*** PASSAGE
I recently wrote about network effects, which are well described in the book Blitzscalingby Reid Hoffman and Chris Yeh. The ills of their controversial approach – prioritising speed over efficiency in the face of uncertainty – were recently outlined by Tim O’Reilly, who claimed it has gone from “premise to doctrine” in Silicon Valley. The topic of regulating big tech is gaining in public interest and here I outline a few ideas for upholding competition effectively.
To summarise O’Reilly’s objections: network effects result in the winner taking it all, meaning there is a huge incentive for startups to take capricious risks. The winner must not only put their and their investors’ well-founded reservations aside but pay little regard to societal and other ethical concerns.
Andrea Nahles, the General Secretary of Germany‘s Social Democratic Party, proposed a “data for all” policy in the Handelsblatt last August. Justus Haucap, an expert in the field of competition regulation, welcomed the suggestion and stated the challenge in broader terms: you need to open access to the resource that is the cause of monopolistic advantage in the same way transport and telecom networks have been opened up in the past.
******
- _DIRECTIVES_:
• A. From the passage on regulating big tech, copy the text from "Andrea Nahles, the" up to and including "in the past.".
• B. Extend the passage on regulating big tech competition, picking up right after its final sentence.
*** DATA SHOWN
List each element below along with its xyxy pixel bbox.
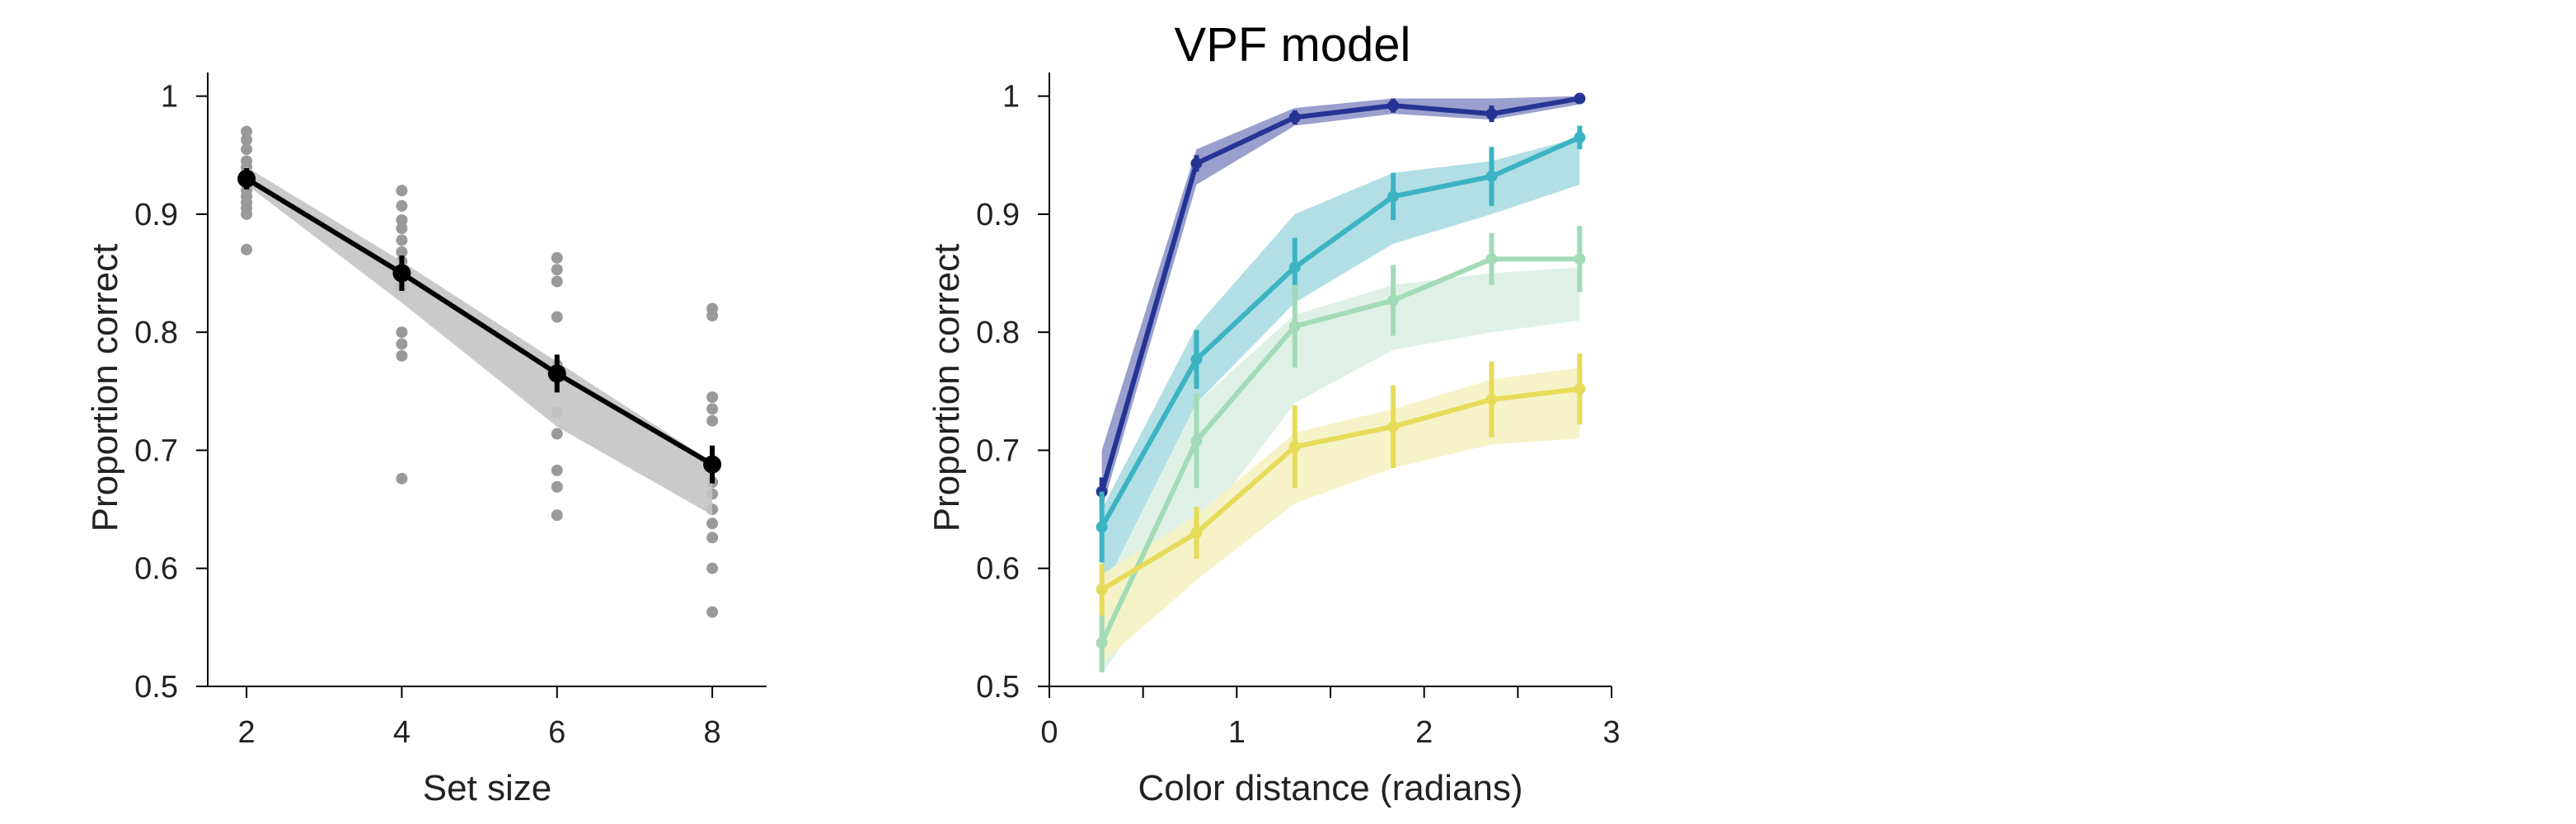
right-chart-panel: 0.5 0.6 0.7 0.8 0.9 1 0 1 2 3 Color distance (radi… <box>927 18 1621 808</box>
x-axis-title: Color distance (radians) <box>1138 768 1523 808</box>
individual-data-point <box>706 403 719 415</box>
individual-data-point <box>396 214 408 227</box>
y-tick-label: 0.6 <box>134 552 178 587</box>
x-tick-label: 4 <box>393 715 411 750</box>
individual-data-point <box>706 391 719 403</box>
data-point <box>1485 393 1498 405</box>
data-point <box>392 264 411 283</box>
data-point <box>1485 108 1498 120</box>
individual-data-point <box>396 246 408 258</box>
data-point <box>1485 253 1498 265</box>
y-tick-label: 0.9 <box>134 198 178 232</box>
data-point <box>1387 100 1400 112</box>
x-tick-label: 2 <box>1415 715 1433 750</box>
individual-data-point <box>396 199 408 212</box>
y-tick-label: 0.6 <box>976 552 1020 587</box>
x-tick-label: 0 <box>1040 715 1058 750</box>
y-tick-label: 0.8 <box>134 316 178 350</box>
individual-data-point <box>551 480 563 493</box>
data-point <box>1574 131 1586 143</box>
individual-data-point <box>241 208 253 220</box>
data-point <box>1574 92 1586 105</box>
individual-data-point <box>551 264 563 276</box>
data-point <box>1190 527 1203 539</box>
individual-data-point <box>706 414 719 427</box>
data-line-series-2 <box>1099 256 1580 644</box>
individual-data-point <box>241 243 253 255</box>
individual-data-point <box>241 133 253 146</box>
data-point <box>1190 353 1203 366</box>
model-band-series-3 <box>1101 368 1580 663</box>
data-point <box>1387 190 1400 203</box>
data-point <box>1096 521 1108 533</box>
individual-data-point <box>396 222 408 235</box>
data-point <box>1288 261 1301 274</box>
data-point <box>1574 253 1586 265</box>
individual-data-point <box>241 143 253 156</box>
individual-data-point <box>396 472 408 485</box>
y-tick-label: 0.9 <box>976 198 1020 232</box>
x-axis-title: Set size <box>423 768 552 808</box>
x-tick-label: 1 <box>1228 715 1246 750</box>
individual-data-point <box>241 125 253 138</box>
data-line-series-0 <box>245 176 714 467</box>
data-point <box>1574 382 1586 395</box>
data-line-series-3 <box>1100 386 1580 592</box>
data-point <box>1288 441 1301 453</box>
individual-data-point <box>706 517 719 530</box>
individual-data-point <box>706 562 719 574</box>
left-chart-panel: 0.5 0.6 0.7 0.8 0.9 1 2 4 6 8 Set size Proportion c… <box>85 73 767 808</box>
x-tick-label: 3 <box>1602 715 1620 750</box>
x-tick-label: 2 <box>238 715 256 750</box>
data-point <box>1288 321 1301 333</box>
individual-data-point <box>396 185 408 197</box>
data-point <box>237 169 256 188</box>
individual-data-point <box>396 234 408 246</box>
data-point <box>1096 583 1108 596</box>
data-point <box>1190 157 1203 170</box>
individual-data-point <box>706 310 719 322</box>
individual-data-point <box>551 428 563 440</box>
y-tick-label: 0.7 <box>134 433 178 468</box>
y-axis-title: Proportion correct <box>85 244 125 532</box>
individual-data-point <box>706 531 719 544</box>
y-tick-label: 1 <box>161 80 178 115</box>
y-tick-label: 0.5 <box>976 670 1020 705</box>
data-line-series-1 <box>1100 135 1581 529</box>
y-tick-label: 0.8 <box>976 316 1020 350</box>
individual-data-point <box>551 509 563 522</box>
data-point <box>1387 420 1400 433</box>
y-tick-label: 0.5 <box>134 670 178 705</box>
data-point <box>1190 435 1203 447</box>
data-point <box>547 364 566 383</box>
y-tick-label: 0.7 <box>976 433 1020 468</box>
data-line-series-0 <box>1099 96 1580 493</box>
y-tick-label: 1 <box>1002 80 1020 115</box>
individual-data-point <box>551 251 563 264</box>
data-point <box>1485 171 1498 183</box>
y-axis-title: Proportion correct <box>927 244 967 532</box>
data-point <box>1288 111 1301 124</box>
chart-title: VPF model <box>1175 18 1411 72</box>
data-point <box>1096 636 1108 648</box>
individual-data-point <box>551 311 563 323</box>
x-tick-label: 6 <box>548 715 565 750</box>
model-band-series-0 <box>246 166 713 516</box>
data-point <box>1387 294 1400 307</box>
individual-data-point <box>396 338 408 350</box>
data-point <box>703 455 722 474</box>
individual-data-point <box>706 606 719 618</box>
individual-data-point <box>551 275 563 288</box>
individual-data-point <box>396 326 408 339</box>
x-tick-label: 8 <box>704 715 721 750</box>
individual-data-point <box>396 349 408 362</box>
individual-data-point <box>551 464 563 476</box>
******
- _SET OF ANSWERS_:
• A.
Andrea Nahles, the General Secretary of Germany‘s Social Democratic Party, proposed a “data for all” policy in the Handelsblatt last August. Justus Haucap, an expert in the field of competition regulation, welcomed the suggestion and stated the challenge in broader terms: you need to open access to the resource that is the cause of monopolistic advantage in the same way transport and telecom networks have been opened up in the past.

• B.
Alas, only some network effects are the result of “big data” and I think this is a crucial point, missing from both Nahles’ proposal and Haucap’s evaluation of it. Most network effects are a result of an extremely loyal user base with little incentive to leave but every incentive to stay. Who would favour a WhatsApp clone if no-one else used it, or boycott PayPal if few shops offered an alternative form of payment? Future regulation strategies must take this into account as much as data. Treating access to databases of users like power lines or transmission frequencies will open up a can of worms with data protection written all over it.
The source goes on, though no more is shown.